*QUOTED PASSAGE*:
• • • • •
Differential RA signalling activities have been implicated as a key regulator of region-specific phenotypes. For example, RALDH2−/− mouse embryos have been reported to show bilaterally asymmetric somitogenesis due to left–right desynchronization of segmentation clock oscillations32. Previous analyses of naked neck chickens revealed elevated RA in the neck potentiates BMP signalling, which inhibits feather formation33. Our findings here indicate GREM1 as a potential candidate to explain the potentiation effect of RA on BMP signalling. During limb development, RA forms a gradient for proximal–distal limb patterning25, which is in the same direction as those in primary remiges. Therefore, it is possible that the limb RA gradient is somehow imprinted within the remige pulp cells and the steepness of the limb RA gradient is used to establish a continuum of asymmetry levels in remiges along the wing.
Beside the gradual changes of RA gradient, we also observed switch-like regulation of RA signalling in breast vs dorsal plumes. This may result in the differential expression of Homeobox genes or T-box genes, which are body axis organizers that can potentially regulate GREM1 expression34,35,36. Additionally, RA signalling can be swiftly modulated during feather growth to give rise to abrupt vane shape changes like emarginated notches.
Besides its effect on BGZ topology, RA signalling also modulates barb-rachis angles, which may further contribute to the diversification of vane shapes. A recent publication indicates the emergence of asymmetric remige vanes and the differential barb-rachis angles between vanes occurred at different times during evolution, and it is the differential barb length that determines vane asymmetry37. In Mesozoic birds such as Archaeopteryx and Confuciusornis, the narrower lateral vanes of primary remiges have shorter barbs but comparable barb-rachis angle to the wider medial vanes. In our work, we found the feather vane width and barb length are not always correlated in chicken feathers (Fig. 1c,e). Therefore, it is possible that the differential barb-rachis angles were evolved after the Mesozoic period.
Then how could RA signalling modulate barb-rachis angles at the molecular level? We observe different feather epithelial cell shapes in feather vanes having different RA levels. Lower RA is associated with a more elongated cell shape in the proximal–distal direction (Fig. 5c). Through mathematical modelling we demonstrate two potential mechanisms through which cell shapes could affect helical growth angles (Supplementary Fig. 12), and the helical growth angle is part of the barb-rachis angle. Interestingly, in RCAS-GREM1 infected feathers we observed narrower vanes with negligible changes of barb length (Fig. 4b), which could be explained by a compensation effect from sharper helical growth angles (Fig. 7d). Since RA inhibits GREM1 expression, the sharper helical growth angle and elongated cell shapes in RCAS-DNRARb infected feathers may also due to elevated GREM1 level. Consistent with this, when we compare chicken dorsal and breast plumes, the dorsal plumes have higher GREM1 expression accompanied by sharper barb-rachis angles and helical growth angles (Fig. 1c, Supplementary Fig. 1e,f), as well as more elongated epithelial cell shapes (Fig. 5c). It is also worth noticing that the barb length is only slightly different between dorsal and breast plumes (Fig. 1c). These results are also consistent with a previous report that the barb length is affected by both the relative position of the BGZ to the rachis and the helical growth angles23. In other systems, RA signalling also has been shown to influence cell shape/polarity38,39. Cell shape polarization is usually related to planar cell polarity (PCP) signalling40,41. Meanwhile the non-canonical WNT/PCP pathway has also been implicated in establishing body bilateral asymmetry by regulating the distribution and movement of cilia42. Key PCP pathway members were not highlighted by our RNA-seq analysis. However, PCP proteins endow cell polarity through their asymmetric localization within cells, which would not be detected by transcriptome analysis.
• • • • •
[Document structure recognition data]
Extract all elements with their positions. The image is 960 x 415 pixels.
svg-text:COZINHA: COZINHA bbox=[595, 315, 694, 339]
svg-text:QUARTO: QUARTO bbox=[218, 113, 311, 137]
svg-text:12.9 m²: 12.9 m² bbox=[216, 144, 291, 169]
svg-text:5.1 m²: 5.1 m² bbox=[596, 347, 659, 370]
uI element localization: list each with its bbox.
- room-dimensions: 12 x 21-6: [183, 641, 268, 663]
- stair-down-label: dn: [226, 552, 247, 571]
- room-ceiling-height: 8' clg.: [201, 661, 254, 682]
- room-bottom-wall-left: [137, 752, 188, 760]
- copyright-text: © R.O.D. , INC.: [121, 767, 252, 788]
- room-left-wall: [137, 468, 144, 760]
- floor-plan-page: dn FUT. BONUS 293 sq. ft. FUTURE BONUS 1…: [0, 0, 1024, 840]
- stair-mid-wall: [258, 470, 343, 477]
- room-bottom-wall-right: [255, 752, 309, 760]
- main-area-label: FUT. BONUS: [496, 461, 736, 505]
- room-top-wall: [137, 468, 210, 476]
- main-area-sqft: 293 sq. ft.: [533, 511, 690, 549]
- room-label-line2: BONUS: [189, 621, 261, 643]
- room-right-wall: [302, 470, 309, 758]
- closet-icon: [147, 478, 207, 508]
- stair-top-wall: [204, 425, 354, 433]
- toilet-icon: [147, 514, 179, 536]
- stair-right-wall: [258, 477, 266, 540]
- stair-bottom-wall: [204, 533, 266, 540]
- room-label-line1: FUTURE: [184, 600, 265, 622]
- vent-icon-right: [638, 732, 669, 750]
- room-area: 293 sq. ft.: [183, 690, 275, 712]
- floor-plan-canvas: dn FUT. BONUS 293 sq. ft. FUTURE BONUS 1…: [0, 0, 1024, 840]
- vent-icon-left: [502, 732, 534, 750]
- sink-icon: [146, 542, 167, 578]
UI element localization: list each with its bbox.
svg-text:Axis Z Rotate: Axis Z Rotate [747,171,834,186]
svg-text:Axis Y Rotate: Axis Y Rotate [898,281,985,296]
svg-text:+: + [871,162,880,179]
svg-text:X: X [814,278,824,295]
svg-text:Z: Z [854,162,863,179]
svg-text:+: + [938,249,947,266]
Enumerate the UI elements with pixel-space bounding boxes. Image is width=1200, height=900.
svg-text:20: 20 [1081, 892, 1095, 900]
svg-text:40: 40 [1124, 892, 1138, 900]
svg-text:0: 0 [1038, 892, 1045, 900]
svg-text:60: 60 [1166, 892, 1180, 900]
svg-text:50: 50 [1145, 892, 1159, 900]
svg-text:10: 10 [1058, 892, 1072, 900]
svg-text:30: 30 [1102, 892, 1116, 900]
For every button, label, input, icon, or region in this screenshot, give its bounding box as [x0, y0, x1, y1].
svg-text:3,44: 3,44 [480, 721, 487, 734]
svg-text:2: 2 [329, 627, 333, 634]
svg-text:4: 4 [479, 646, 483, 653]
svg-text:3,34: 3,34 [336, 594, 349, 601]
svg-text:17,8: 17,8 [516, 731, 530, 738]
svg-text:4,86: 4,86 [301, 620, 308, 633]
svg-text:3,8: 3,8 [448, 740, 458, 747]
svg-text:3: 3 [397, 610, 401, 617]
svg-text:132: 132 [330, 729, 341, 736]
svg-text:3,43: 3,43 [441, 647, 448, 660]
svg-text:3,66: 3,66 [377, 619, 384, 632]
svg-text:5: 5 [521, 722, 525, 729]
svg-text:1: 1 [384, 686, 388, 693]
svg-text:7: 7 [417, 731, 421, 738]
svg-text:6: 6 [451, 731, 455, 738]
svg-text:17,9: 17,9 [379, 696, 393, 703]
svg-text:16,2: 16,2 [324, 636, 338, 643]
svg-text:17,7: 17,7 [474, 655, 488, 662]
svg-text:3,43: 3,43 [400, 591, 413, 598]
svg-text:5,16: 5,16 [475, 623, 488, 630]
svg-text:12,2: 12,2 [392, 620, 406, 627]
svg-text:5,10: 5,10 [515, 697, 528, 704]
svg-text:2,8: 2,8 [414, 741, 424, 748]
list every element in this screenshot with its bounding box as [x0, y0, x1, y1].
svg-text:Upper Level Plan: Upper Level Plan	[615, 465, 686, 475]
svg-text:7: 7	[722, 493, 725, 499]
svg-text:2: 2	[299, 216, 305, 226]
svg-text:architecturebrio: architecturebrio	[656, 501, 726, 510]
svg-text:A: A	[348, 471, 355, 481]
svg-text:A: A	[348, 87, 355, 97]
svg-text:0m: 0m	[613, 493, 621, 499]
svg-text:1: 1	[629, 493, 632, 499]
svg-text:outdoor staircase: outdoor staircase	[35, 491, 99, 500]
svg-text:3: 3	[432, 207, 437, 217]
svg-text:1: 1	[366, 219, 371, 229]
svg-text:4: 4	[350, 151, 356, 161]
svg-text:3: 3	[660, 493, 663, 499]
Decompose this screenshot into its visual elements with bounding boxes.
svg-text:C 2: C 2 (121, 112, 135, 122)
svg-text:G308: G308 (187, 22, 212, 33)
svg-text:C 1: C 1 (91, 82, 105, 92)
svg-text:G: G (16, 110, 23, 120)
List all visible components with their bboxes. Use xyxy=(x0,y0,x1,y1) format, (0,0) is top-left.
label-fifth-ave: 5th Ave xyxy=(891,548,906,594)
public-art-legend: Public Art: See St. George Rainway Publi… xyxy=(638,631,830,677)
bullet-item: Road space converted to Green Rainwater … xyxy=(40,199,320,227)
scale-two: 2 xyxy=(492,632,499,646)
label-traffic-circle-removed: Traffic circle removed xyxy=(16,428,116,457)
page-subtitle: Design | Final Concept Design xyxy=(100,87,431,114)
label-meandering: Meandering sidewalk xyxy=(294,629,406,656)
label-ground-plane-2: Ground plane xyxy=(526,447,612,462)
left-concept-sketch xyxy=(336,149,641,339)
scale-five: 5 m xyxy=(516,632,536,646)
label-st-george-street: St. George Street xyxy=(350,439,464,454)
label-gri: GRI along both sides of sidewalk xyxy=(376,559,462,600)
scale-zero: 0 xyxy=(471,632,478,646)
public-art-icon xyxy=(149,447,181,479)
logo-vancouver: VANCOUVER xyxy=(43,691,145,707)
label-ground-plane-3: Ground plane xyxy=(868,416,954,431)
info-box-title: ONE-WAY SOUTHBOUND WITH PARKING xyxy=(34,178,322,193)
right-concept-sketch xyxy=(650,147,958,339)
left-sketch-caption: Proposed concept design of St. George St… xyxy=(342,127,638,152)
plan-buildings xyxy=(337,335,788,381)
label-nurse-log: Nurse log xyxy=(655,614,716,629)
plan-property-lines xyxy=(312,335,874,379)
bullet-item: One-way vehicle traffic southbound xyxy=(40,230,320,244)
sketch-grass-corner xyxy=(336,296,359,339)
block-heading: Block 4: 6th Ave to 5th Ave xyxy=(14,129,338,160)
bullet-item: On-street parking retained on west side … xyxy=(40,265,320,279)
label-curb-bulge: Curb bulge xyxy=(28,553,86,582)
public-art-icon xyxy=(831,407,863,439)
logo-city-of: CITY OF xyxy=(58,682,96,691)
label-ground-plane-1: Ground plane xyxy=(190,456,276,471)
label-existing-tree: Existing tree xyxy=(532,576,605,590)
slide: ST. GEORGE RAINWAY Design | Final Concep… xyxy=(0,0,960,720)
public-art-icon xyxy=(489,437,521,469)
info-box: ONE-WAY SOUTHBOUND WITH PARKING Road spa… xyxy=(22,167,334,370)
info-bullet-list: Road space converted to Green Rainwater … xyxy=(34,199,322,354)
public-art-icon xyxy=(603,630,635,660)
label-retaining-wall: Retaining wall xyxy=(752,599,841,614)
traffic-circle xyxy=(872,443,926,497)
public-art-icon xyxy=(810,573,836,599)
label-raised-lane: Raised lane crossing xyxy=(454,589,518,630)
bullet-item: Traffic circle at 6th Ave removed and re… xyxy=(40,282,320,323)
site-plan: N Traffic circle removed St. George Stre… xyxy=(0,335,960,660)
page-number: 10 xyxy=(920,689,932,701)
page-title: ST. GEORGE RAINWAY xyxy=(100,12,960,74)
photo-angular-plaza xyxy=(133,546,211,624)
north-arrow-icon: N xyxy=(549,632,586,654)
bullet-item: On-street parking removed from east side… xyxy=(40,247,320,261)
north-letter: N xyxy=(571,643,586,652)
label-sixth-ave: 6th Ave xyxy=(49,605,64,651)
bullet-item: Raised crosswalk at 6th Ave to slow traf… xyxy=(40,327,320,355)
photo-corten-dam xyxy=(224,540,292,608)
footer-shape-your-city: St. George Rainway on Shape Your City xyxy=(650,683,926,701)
• • • • •
*QUESTIONS ON THE MATERIAL*:
a) Reproduce word for word the part of the text on feather vanes between "Besides its effect" and "the Mesozoic period.", inclusive.
b) According to the text on feather vanes, what cell shape is associated with lower RA?
c) List every distinct figure reference cited in the text on feather vanes, written as it appears there.

*LIST OF ANSWERS*:
a)
Besides its effect on BGZ topology, RA signalling also modulates barb-rachis angles, which may further contribute to the diversification of vane shapes. A recent publication indicates the emergence of asymmetric remige vanes and the differential barb-rachis angles between vanes occurred at different times during evolution, and it is the differential barb length that determines vane asymmetry37. In Mesozoic birds such as Archaeopteryx and Confuciusornis, the narrower lateral vanes of primary remiges have shorter barbs but comparable barb-rachis angle to the wider medial vanes. In our work, we found the feather vane width and barb length are not always correlated in chicken feathers (Fig. 1c,e). Therefore, it is possible that the differential barb-rachis angles were evolved after the Mesozoic period.

b) Lower RA is associated with a more elongated cell shape in the proximal–distal direction.

c)
Fig. 1c,e
Fig. 5c
Supplementary Fig. 12
Fig. 4b
Fig. 7d
Fig. 1c
Supplementary Fig. 1e,f